Stored data
====

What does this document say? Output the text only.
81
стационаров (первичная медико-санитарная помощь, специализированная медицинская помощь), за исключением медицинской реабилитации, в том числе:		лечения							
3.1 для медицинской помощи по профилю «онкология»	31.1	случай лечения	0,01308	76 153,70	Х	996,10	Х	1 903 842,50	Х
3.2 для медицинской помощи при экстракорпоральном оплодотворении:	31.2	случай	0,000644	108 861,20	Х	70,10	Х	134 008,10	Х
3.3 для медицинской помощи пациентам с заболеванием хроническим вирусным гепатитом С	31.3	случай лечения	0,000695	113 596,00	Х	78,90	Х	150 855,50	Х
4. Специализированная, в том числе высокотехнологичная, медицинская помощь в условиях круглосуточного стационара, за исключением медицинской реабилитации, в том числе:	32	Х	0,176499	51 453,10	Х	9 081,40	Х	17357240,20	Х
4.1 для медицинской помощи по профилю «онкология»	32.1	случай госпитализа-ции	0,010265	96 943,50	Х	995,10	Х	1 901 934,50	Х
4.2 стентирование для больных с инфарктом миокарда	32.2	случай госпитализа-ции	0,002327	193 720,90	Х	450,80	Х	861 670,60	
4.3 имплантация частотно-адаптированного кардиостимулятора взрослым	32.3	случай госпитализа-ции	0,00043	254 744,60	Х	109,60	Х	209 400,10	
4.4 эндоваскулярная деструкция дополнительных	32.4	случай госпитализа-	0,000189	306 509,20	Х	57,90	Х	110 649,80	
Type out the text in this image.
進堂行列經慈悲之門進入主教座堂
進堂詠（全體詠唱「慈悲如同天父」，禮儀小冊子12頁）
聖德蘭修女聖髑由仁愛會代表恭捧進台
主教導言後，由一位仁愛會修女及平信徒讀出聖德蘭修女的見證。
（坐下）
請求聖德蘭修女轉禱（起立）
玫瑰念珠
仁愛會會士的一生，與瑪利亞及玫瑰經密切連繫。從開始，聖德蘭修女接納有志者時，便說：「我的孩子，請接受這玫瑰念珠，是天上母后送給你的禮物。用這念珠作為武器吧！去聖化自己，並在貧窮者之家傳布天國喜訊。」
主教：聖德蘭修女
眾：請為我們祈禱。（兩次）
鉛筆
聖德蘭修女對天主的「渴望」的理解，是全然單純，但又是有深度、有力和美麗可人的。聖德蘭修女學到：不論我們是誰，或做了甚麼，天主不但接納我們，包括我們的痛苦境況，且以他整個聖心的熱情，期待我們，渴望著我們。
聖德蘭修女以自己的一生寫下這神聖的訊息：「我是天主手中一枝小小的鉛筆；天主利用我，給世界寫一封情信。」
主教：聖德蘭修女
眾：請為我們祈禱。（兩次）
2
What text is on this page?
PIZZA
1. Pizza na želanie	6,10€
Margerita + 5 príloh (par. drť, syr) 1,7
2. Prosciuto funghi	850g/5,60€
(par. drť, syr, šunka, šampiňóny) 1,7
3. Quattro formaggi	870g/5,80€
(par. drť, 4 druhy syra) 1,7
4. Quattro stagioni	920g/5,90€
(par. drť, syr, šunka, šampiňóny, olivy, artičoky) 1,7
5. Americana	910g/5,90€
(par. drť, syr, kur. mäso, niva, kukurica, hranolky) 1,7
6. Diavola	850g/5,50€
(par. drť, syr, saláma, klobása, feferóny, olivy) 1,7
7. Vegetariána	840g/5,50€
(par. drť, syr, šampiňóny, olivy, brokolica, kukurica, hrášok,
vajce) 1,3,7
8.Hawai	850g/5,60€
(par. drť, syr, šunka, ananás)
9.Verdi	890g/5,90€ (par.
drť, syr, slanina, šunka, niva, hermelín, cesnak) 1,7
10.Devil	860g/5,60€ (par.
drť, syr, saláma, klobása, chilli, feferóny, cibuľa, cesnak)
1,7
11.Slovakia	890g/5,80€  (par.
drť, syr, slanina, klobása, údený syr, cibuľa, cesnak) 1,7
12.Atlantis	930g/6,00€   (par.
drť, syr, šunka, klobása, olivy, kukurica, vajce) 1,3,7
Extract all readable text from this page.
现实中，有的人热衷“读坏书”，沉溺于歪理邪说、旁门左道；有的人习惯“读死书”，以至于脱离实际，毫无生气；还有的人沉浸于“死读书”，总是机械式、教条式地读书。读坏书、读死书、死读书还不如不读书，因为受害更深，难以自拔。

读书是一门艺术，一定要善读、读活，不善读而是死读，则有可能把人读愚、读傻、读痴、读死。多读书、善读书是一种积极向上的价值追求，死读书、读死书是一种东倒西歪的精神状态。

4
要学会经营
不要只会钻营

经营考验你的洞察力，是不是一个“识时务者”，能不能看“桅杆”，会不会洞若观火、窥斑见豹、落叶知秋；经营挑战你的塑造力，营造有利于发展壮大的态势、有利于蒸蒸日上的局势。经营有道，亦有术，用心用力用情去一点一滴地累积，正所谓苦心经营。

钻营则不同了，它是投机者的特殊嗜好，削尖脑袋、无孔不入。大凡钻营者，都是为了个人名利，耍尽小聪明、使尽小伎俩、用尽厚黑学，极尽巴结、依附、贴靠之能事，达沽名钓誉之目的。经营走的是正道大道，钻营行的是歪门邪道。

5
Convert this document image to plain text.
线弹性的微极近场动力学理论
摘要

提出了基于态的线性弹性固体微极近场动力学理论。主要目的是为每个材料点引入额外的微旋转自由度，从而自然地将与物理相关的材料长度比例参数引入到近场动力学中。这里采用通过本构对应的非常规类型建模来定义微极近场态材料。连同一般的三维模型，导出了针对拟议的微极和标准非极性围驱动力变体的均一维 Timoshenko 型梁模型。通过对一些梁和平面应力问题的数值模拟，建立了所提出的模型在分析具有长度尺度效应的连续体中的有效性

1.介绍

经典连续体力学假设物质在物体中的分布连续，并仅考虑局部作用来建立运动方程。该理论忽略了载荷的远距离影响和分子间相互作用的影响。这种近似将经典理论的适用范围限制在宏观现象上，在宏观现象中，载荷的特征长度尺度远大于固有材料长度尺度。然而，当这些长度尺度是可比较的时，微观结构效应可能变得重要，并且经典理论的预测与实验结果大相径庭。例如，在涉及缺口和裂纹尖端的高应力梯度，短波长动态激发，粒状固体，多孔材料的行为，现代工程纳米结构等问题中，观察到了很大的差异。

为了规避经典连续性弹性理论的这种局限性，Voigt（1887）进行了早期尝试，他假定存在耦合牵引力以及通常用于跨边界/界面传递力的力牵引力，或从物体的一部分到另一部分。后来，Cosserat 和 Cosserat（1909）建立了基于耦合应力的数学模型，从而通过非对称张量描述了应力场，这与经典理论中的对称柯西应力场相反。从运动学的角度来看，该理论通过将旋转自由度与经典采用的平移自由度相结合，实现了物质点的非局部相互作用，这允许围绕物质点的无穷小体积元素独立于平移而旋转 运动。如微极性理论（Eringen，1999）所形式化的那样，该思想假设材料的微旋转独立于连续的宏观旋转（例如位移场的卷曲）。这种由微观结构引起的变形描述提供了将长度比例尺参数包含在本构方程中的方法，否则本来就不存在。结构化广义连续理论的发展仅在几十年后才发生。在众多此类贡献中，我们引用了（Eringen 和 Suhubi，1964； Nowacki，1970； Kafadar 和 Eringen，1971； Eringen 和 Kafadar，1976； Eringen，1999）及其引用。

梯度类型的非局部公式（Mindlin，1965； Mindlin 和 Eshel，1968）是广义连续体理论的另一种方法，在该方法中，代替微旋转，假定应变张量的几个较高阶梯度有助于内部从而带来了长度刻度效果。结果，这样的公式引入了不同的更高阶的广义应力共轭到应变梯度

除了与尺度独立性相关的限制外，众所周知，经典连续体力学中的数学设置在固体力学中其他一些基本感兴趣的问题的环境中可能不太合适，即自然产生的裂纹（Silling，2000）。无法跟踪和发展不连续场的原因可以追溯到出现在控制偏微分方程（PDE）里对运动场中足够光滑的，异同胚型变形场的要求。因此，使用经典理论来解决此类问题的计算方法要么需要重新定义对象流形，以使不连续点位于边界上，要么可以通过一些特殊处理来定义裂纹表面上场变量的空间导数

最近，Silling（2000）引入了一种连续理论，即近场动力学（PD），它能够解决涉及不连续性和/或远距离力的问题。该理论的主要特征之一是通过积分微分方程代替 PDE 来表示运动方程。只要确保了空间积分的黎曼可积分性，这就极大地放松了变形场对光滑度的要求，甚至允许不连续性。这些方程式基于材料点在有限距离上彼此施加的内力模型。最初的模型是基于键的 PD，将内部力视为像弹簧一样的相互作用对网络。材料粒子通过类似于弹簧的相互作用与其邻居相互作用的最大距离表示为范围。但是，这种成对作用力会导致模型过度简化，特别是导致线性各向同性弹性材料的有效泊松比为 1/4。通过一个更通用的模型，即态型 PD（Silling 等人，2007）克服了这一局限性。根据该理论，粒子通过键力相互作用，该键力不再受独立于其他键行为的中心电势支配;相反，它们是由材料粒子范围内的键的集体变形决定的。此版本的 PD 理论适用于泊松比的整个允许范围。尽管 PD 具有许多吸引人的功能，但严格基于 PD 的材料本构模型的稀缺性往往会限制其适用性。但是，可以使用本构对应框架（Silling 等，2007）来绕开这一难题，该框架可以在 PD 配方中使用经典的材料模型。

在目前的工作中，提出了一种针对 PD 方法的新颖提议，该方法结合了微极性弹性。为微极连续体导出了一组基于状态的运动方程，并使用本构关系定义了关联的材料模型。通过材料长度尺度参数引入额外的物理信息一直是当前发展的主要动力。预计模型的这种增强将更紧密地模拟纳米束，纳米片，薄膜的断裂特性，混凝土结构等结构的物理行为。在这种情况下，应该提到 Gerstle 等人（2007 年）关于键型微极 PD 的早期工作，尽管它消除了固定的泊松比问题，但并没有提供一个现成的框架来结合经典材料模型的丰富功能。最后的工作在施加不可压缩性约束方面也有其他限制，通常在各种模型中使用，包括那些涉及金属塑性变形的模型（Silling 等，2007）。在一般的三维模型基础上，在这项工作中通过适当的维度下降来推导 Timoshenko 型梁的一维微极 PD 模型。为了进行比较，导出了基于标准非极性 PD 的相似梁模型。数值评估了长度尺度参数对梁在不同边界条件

====

Exercise requirements
Only lines with the word "klobása" should be collected from the material.

Solution for this problem
(par. drť, syr, saláma, klobása, feferóny, olivy) 1,7
drť, syr, saláma, klobása, chilli, feferóny, cibuľa, cesnak)
drť, syr, slanina, klobása, údený syr, cibuľa, cesnak) 1,7
drť, syr, šunka, klobása, olivy, kukurica, vajce) 1,3,7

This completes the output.